§ **TASK DESCRIPTION**: Count the lines in the data below where the string "decoration" occurs, please, and give the number alone.

(Extracted data entries)
* BEGIN *

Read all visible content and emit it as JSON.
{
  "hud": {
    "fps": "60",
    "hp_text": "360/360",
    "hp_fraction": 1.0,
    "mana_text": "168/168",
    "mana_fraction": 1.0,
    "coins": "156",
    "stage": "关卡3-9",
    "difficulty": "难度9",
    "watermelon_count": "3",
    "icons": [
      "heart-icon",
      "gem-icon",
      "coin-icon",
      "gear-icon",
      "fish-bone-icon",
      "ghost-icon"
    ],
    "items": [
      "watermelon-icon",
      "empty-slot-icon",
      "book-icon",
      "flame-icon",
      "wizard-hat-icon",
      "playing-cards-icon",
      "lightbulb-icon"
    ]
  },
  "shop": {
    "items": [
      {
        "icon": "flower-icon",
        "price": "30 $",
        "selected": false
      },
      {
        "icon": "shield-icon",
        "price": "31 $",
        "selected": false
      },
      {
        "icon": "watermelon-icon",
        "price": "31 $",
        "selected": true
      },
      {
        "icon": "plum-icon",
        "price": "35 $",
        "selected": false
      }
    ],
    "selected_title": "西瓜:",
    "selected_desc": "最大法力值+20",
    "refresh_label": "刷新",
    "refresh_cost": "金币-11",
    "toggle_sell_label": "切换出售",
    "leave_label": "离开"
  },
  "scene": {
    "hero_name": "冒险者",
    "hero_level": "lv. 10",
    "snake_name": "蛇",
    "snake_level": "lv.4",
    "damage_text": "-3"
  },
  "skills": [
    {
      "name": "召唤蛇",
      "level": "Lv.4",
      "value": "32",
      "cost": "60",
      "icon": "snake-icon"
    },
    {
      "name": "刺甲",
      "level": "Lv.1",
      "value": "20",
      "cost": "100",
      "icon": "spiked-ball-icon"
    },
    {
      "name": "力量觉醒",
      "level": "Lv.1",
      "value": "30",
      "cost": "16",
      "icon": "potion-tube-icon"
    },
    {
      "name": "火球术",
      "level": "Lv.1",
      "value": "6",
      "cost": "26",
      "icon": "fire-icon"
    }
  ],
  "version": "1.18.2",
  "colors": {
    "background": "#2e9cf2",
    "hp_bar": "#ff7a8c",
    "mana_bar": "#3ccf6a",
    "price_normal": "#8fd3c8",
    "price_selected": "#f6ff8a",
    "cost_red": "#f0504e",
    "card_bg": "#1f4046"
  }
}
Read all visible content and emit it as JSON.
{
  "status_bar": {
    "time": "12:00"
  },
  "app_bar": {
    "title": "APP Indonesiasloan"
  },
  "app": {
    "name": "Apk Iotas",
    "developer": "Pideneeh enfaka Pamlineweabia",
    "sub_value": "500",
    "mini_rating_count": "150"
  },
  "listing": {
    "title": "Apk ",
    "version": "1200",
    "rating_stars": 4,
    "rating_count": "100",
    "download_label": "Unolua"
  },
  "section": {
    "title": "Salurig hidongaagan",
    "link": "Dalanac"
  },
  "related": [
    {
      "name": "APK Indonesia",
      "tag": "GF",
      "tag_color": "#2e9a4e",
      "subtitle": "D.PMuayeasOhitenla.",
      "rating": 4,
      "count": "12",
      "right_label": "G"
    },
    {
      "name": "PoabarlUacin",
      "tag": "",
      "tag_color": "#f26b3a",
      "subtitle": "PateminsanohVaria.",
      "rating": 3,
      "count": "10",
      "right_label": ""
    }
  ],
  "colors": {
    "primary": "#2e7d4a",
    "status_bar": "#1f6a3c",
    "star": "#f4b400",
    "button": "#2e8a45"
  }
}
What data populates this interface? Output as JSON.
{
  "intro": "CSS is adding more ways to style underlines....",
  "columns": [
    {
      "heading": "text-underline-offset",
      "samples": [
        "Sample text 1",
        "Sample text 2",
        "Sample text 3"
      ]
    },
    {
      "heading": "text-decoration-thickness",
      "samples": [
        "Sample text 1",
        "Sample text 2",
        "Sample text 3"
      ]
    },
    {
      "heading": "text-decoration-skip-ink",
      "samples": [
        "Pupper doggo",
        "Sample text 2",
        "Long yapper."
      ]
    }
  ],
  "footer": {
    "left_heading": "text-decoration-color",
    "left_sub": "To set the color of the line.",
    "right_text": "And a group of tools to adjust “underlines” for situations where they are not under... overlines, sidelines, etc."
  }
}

* END *

§ **FINAL RESULT**: 3